Instructions for the task:
Skip every picture and copy only the lines from the one containing "Read this page and output its text content." to the final line of the records below.

Listing:
▼

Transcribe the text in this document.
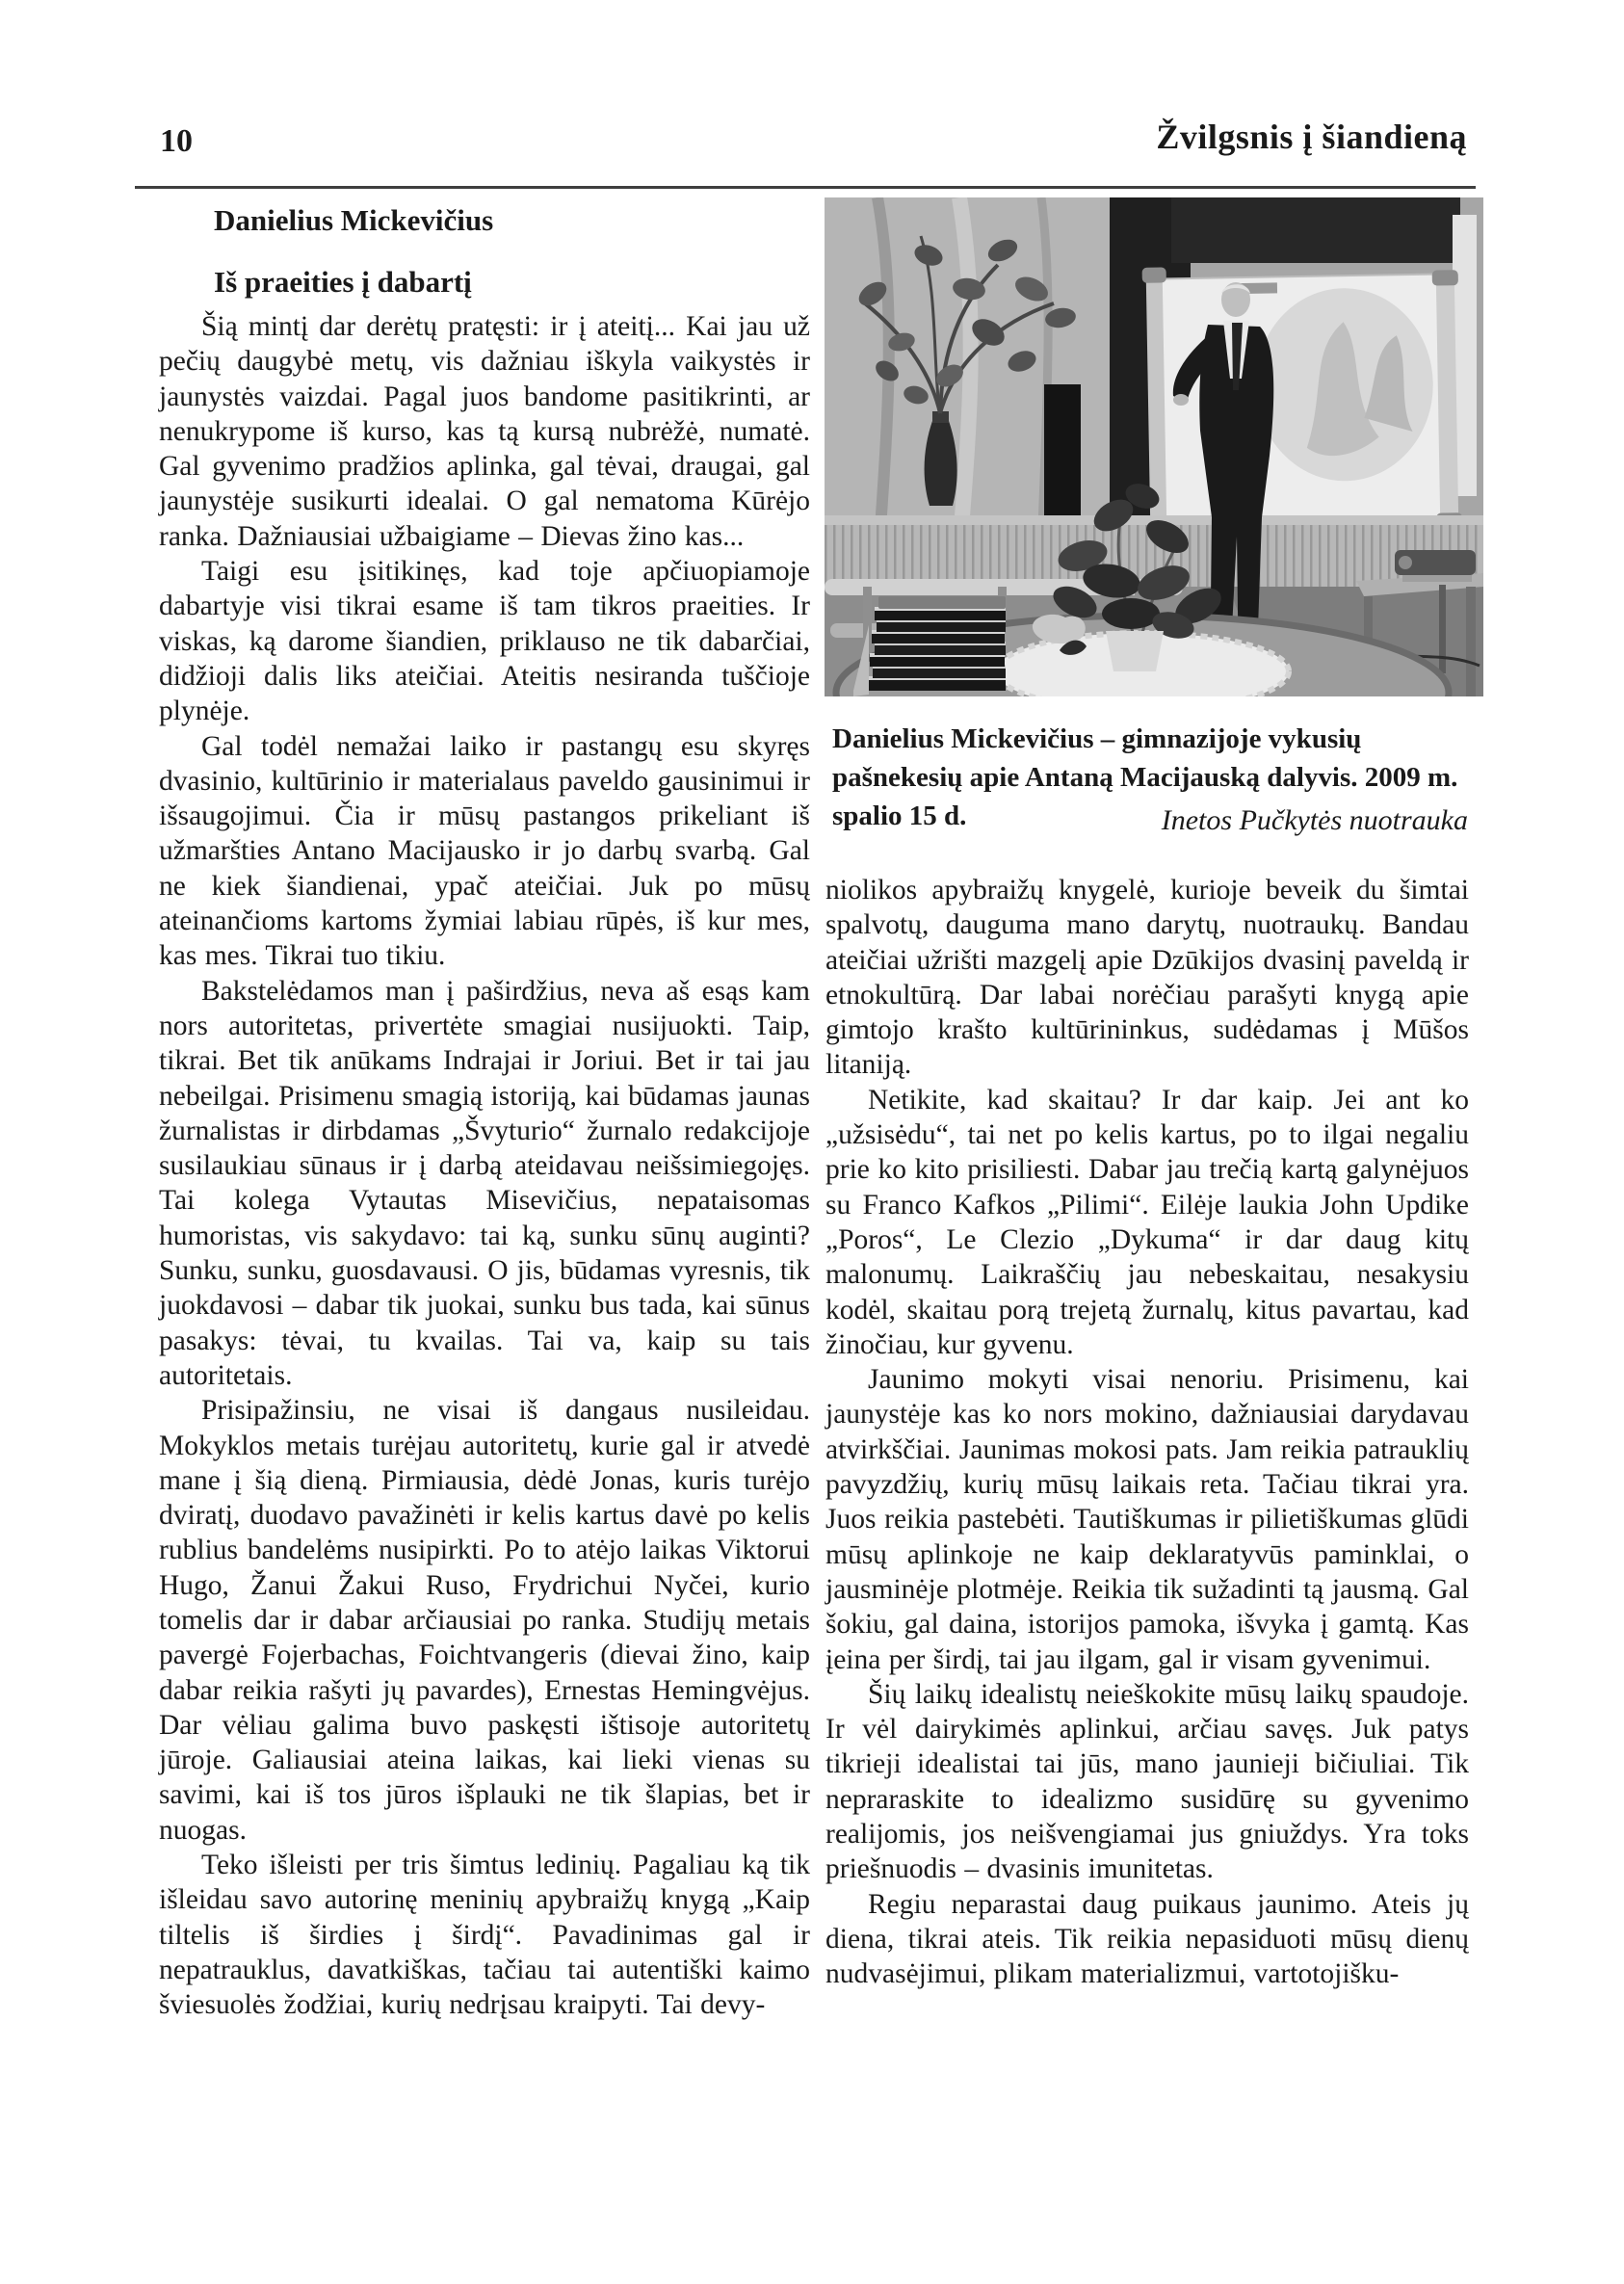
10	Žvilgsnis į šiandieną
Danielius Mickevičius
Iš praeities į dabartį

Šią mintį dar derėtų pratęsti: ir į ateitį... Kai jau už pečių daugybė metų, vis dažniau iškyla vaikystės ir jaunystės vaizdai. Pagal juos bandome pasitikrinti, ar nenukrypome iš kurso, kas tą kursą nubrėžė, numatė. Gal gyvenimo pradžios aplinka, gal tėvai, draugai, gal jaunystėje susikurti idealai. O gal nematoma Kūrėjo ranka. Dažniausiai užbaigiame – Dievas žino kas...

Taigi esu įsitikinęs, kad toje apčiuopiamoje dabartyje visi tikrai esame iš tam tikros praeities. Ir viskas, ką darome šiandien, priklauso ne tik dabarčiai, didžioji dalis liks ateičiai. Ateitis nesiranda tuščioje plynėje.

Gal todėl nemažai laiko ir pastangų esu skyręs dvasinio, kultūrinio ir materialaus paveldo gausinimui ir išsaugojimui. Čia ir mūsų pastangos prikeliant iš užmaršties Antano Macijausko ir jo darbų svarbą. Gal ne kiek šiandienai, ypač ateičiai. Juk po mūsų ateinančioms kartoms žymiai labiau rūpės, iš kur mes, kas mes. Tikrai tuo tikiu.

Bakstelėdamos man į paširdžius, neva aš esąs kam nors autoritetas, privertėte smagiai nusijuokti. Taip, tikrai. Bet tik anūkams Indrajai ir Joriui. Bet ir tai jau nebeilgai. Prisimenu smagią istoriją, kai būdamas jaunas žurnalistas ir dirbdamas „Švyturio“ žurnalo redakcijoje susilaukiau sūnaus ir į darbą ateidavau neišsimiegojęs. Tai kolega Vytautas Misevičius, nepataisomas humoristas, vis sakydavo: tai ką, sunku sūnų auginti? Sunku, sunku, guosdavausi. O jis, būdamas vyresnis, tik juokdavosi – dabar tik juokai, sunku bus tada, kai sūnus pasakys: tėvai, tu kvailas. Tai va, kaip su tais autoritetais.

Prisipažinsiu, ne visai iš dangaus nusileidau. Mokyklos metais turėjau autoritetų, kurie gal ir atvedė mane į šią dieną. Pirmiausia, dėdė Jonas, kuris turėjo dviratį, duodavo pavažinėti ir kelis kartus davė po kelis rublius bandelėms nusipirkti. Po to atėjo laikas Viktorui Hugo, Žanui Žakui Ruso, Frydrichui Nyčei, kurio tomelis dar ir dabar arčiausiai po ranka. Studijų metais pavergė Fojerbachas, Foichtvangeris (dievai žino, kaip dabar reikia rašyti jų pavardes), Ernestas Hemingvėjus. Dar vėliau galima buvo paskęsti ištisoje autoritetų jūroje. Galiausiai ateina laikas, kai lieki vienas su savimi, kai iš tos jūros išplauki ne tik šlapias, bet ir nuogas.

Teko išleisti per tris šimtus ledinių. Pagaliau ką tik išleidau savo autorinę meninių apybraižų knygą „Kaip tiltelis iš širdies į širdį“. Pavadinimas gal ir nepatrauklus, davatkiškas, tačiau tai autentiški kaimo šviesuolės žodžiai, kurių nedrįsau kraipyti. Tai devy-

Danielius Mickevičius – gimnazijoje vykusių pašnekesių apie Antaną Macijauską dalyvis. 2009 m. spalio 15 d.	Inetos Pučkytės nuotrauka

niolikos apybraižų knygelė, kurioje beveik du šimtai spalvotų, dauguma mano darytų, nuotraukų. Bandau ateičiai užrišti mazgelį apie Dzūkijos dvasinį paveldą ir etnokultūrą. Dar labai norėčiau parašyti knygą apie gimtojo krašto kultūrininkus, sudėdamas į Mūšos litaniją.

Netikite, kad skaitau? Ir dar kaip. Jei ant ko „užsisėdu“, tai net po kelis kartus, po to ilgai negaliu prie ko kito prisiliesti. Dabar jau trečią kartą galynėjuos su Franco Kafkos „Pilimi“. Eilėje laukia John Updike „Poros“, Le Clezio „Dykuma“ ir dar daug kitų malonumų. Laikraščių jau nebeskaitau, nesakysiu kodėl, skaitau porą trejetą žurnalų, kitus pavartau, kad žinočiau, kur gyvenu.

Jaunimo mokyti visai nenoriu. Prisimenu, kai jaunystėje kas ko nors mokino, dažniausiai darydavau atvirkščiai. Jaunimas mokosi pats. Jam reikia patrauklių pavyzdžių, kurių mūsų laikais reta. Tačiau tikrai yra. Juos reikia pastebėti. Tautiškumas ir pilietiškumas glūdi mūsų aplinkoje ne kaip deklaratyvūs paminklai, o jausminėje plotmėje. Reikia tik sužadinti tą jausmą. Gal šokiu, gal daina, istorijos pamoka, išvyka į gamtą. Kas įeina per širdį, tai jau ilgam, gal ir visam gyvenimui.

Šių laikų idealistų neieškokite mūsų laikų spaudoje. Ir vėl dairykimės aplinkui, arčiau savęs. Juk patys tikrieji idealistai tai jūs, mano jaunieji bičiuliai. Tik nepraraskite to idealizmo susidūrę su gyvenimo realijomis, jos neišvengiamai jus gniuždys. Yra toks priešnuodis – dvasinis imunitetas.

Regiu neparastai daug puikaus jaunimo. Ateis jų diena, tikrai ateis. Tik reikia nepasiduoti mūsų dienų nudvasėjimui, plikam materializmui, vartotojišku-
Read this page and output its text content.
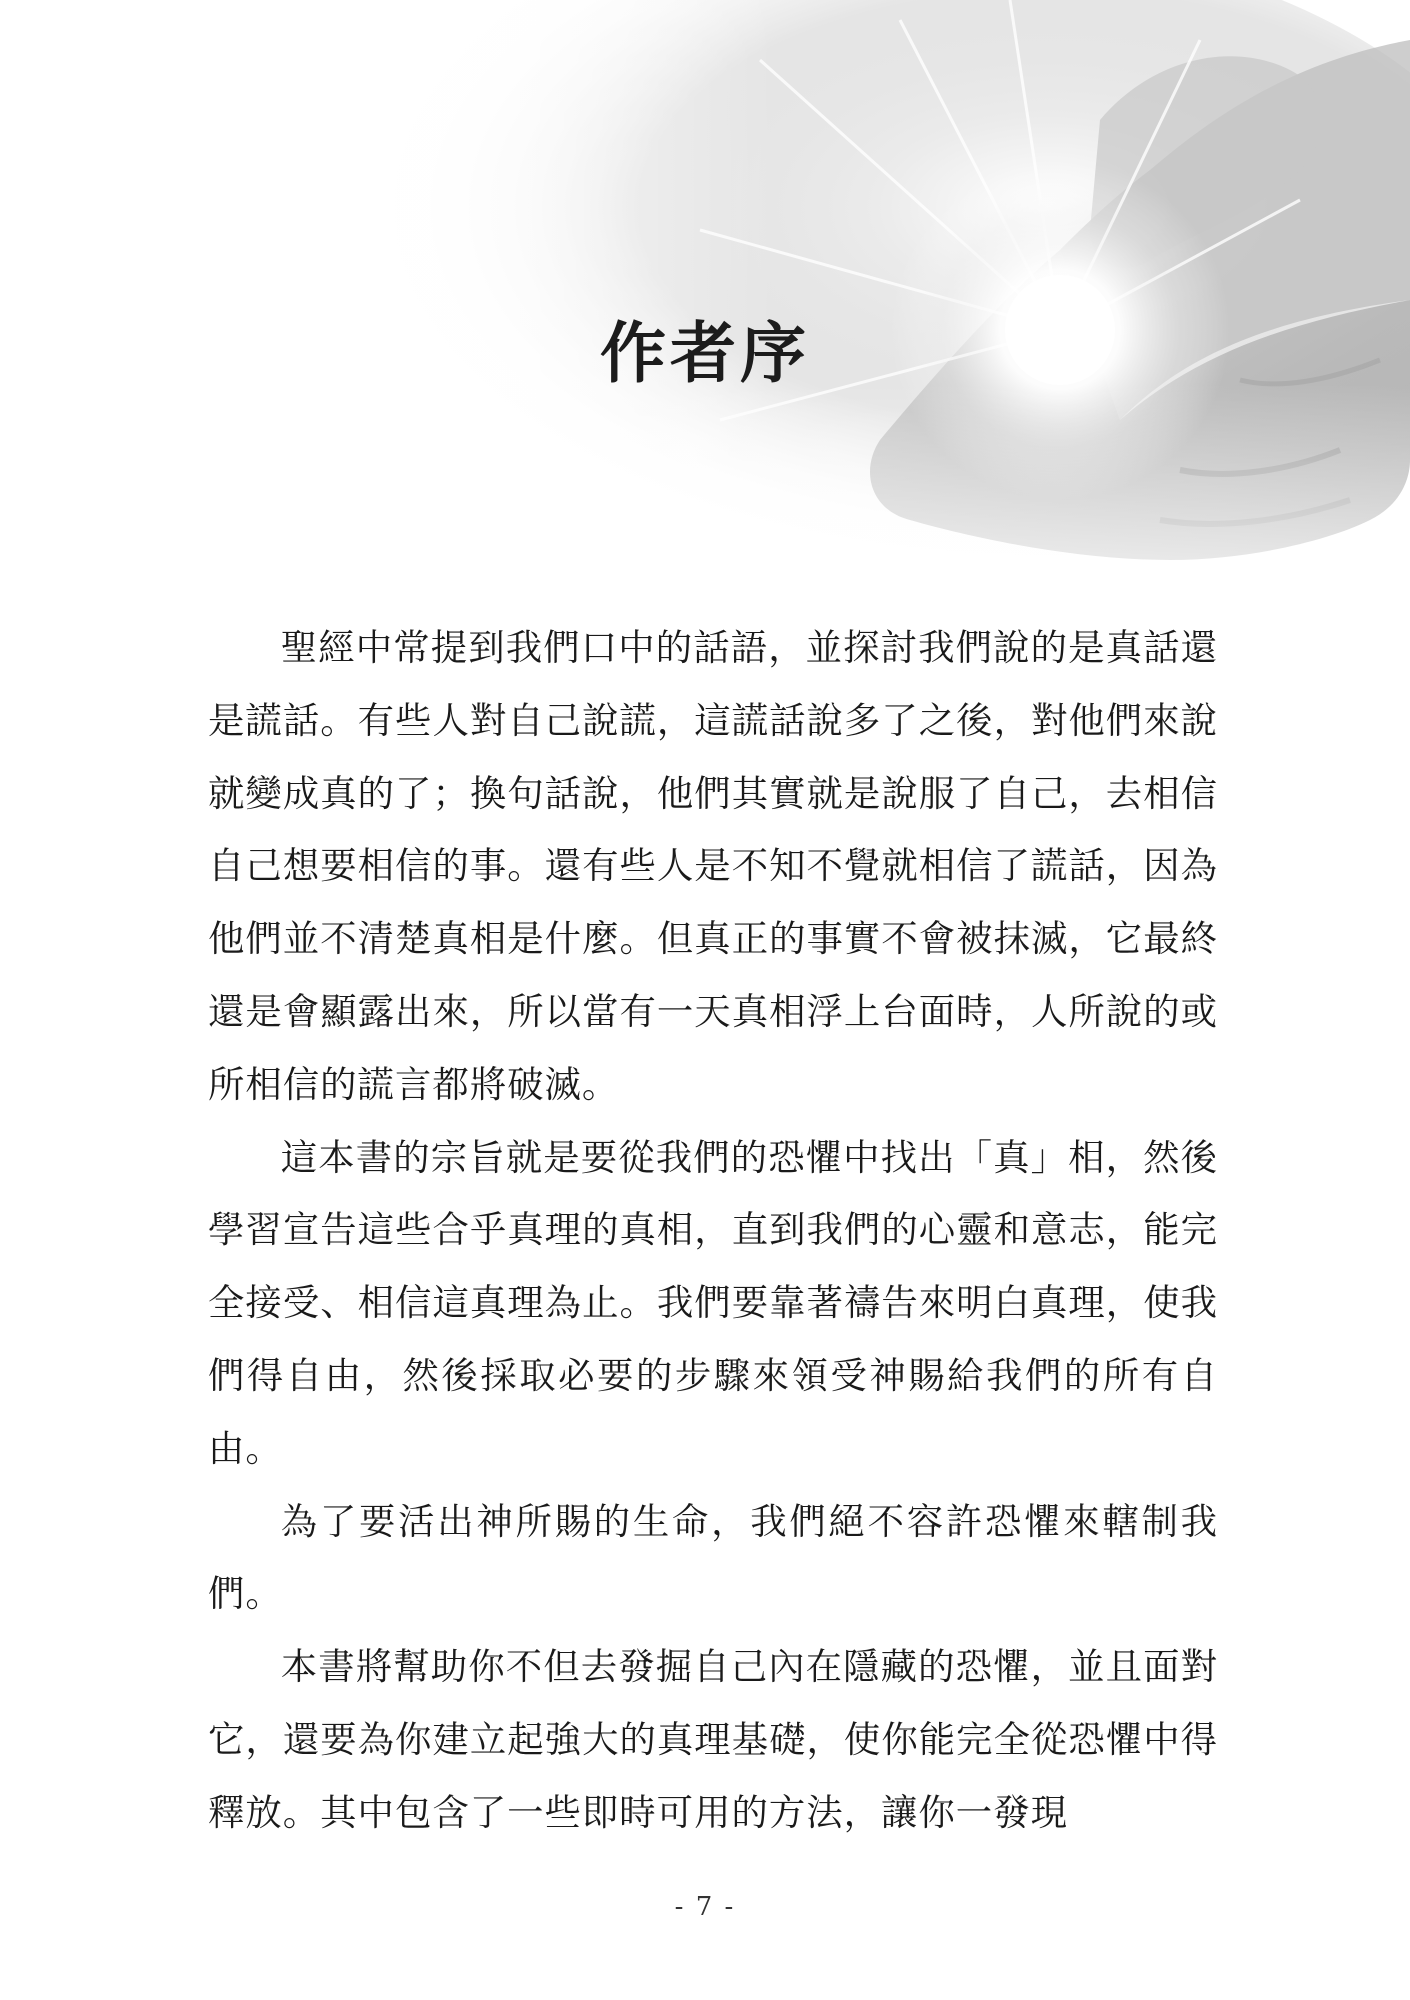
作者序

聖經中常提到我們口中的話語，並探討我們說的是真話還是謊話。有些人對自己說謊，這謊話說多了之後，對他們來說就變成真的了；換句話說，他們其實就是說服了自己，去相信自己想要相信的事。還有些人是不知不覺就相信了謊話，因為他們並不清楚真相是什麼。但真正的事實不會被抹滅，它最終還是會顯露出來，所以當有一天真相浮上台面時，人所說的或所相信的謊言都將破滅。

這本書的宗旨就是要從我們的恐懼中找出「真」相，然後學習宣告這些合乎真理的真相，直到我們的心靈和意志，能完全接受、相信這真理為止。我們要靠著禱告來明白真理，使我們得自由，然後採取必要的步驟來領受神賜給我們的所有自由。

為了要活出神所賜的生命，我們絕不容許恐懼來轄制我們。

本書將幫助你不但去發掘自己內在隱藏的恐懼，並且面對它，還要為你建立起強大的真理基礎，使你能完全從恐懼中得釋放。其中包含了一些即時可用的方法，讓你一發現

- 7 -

▲

Solution below:
Read this page and output its text content.
作者序

聖經中常提到我們口中的話語，並探討我們說的是真話還是謊話。有些人對自己說謊，這謊話說多了之後，對他們來說就變成真的了；換句話說，他們其實就是說服了自己，去相信自己想要相信的事。還有些人是不知不覺就相信了謊話，因為他們並不清楚真相是什麼。但真正的事實不會被抹滅，它最終還是會顯露出來，所以當有一天真相浮上台面時，人所說的或所相信的謊言都將破滅。

這本書的宗旨就是要從我們的恐懼中找出「真」相，然後學習宣告這些合乎真理的真相，直到我們的心靈和意志，能完全接受、相信這真理為止。我們要靠著禱告來明白真理，使我們得自由，然後採取必要的步驟來領受神賜給我們的所有自由。

為了要活出神所賜的生命，我們絕不容許恐懼來轄制我們。

本書將幫助你不但去發掘自己內在隱藏的恐懼，並且面對它，還要為你建立起強大的真理基礎，使你能完全從恐懼中得釋放。其中包含了一些即時可用的方法，讓你一發現

- 7 -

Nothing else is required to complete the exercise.